Annotated region listings
╔══

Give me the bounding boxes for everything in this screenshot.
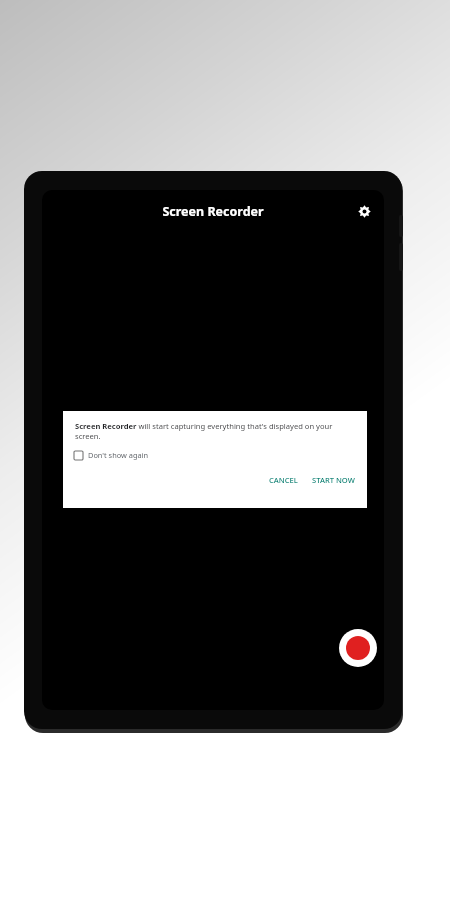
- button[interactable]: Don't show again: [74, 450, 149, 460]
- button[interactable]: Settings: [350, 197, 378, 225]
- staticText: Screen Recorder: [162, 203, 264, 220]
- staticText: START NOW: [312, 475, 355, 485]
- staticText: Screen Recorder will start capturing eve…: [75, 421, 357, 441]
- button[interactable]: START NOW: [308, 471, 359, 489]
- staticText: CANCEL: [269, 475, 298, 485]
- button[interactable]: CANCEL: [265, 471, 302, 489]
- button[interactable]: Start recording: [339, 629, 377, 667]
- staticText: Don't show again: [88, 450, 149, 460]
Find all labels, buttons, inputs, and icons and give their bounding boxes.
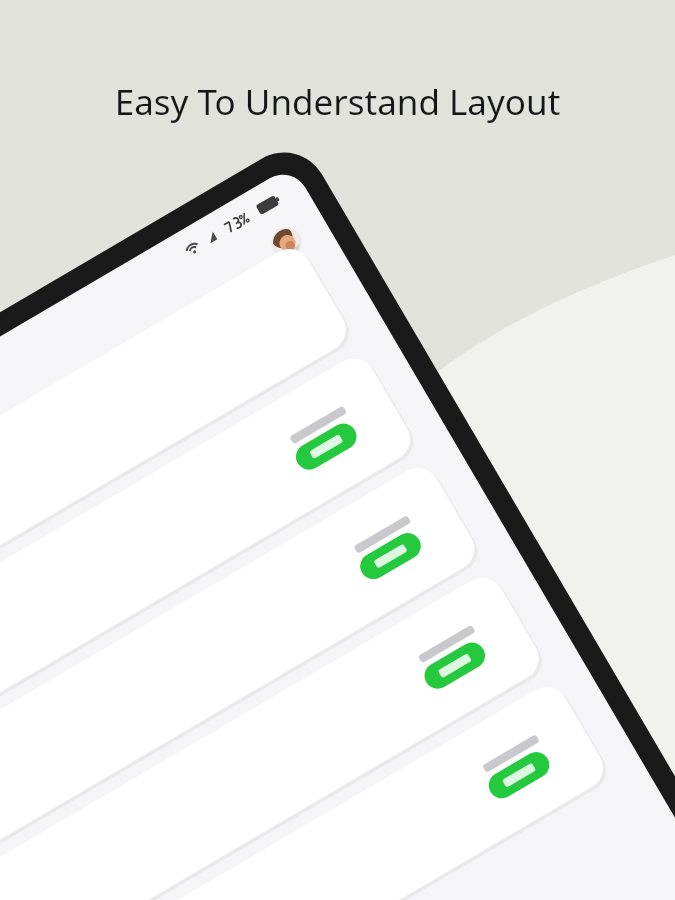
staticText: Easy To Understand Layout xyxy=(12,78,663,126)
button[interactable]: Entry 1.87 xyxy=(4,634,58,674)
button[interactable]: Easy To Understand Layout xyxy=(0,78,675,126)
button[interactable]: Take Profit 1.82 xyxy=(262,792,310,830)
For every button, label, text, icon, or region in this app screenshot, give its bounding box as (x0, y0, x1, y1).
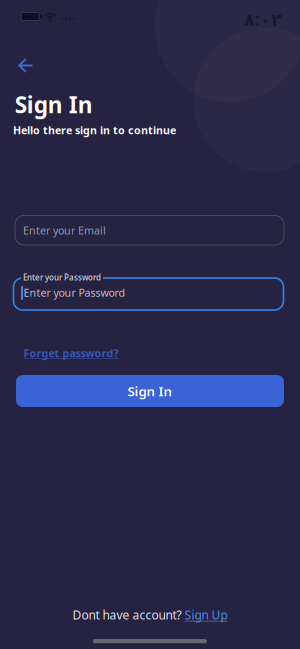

╚══

GIVEN PROBLEM
Please render the data as a Markdown table with the columns Row and Text, one numbered row per line. Start at the line that contains "Find all labels, buttons, inputs, and", include that line, continue through the end of the data, and omit blank lines and the pictures.

SOLUTION TO THIS PROBLEM
| Row | Text |
|---|---|
| 1 | Find all labels, buttons, inputs, and icons and give their bounding boxes. |
| 2 | staticText: Easy To Understand Layout xyxy=(12,78,663,126) |
| 3 | button[interactable]: Entry 1.87 xyxy=(4,634,58,674) |
| 4 | button[interactable]: Easy To Understand Layout xyxy=(0,78,675,126) |
| 5 | button[interactable]: Take Profit 1.82 xyxy=(262,792,310,830) |
| 6 | For every button, label, text, icon, or region in this app screenshot, give its bounding box as (x0, y0, x1, y1). |